__Supplied passage__
In this chapter I shall document the pattern of Bajo sailing, fishing and trade during the 1994 east monsoon fishing season in order to explore the social, cultural and economic motivations behind the perpetuation of these activities in the face of Australia’s maritime expansion and the financial distress caused by boat apprehensions and confiscations.
Preparations in Mola began many months before the boats left their home villages for Pepela. Aside from the maintenance work to be done on each boat, it was also necessary to organise the social relations, roles and responsibilities of boat owners, captains and crew. Shark voyaging is a family enterprise. The majority of Mola owners join their boats either as the captain or as a member of the crew, and the crew are usually related to the owner or captain. Despite the availability of perahu in Pepela, only about 20 per cent of boats in the Bajo fleet of 1994 were owned by owned by Pepela bosses; the rest were owned by Mola Bajo, the majority from Mola Selatan. The boats undertook two or three fishing trips between September and November, each trip lasting 20–30 days. Relying on extensive local knowledge and navigation skills, the Bajo operated in an area covering hundreds of kilometers across the northern Timor and Arafura seas. By the end of the 1994 season the fleet had been reduced by 20 per cent, either through local sale or through apprehension by Australian authorities. Approximately 5 per cent of the Bajo fleet was apprehended for illegal fishing activity in the AFZ. At the end of the season, the majority of the fleet and members of Bajo families living in Pepela returned to the Tukang Besi Islands for a variety of social and economic reasons.
Many of the perahu lambo in Mola had not been used during the previous west monsoon and had remained careened (pangangsalaang) close to the owners’ houses for a number of months. Some had undergone substantial structural repairs during this period, but all required some repairs and maintenance during the weeks or months prior to departure.

__Problem to solve__
Revise the Bajo sailing text from "Many of the" to "prior to departure.", changing "perahu lambo" to "sailing boats" wherever it occurs.

__Source material__
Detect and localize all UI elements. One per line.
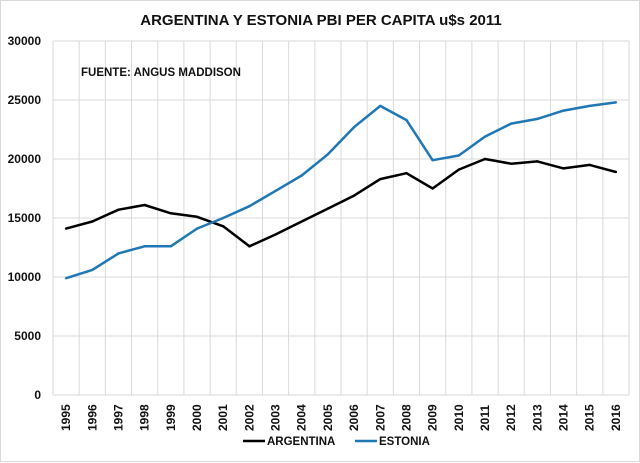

__Exercise solution__
Many of the sailing boats in Mola had not been used during the previous west monsoon and had remained careened (pangangsalaang) close to the owners’ houses for a number of months. Some had undergone substantial structural repairs during this period, but all required some repairs and maintenance during the weeks or months prior to departure.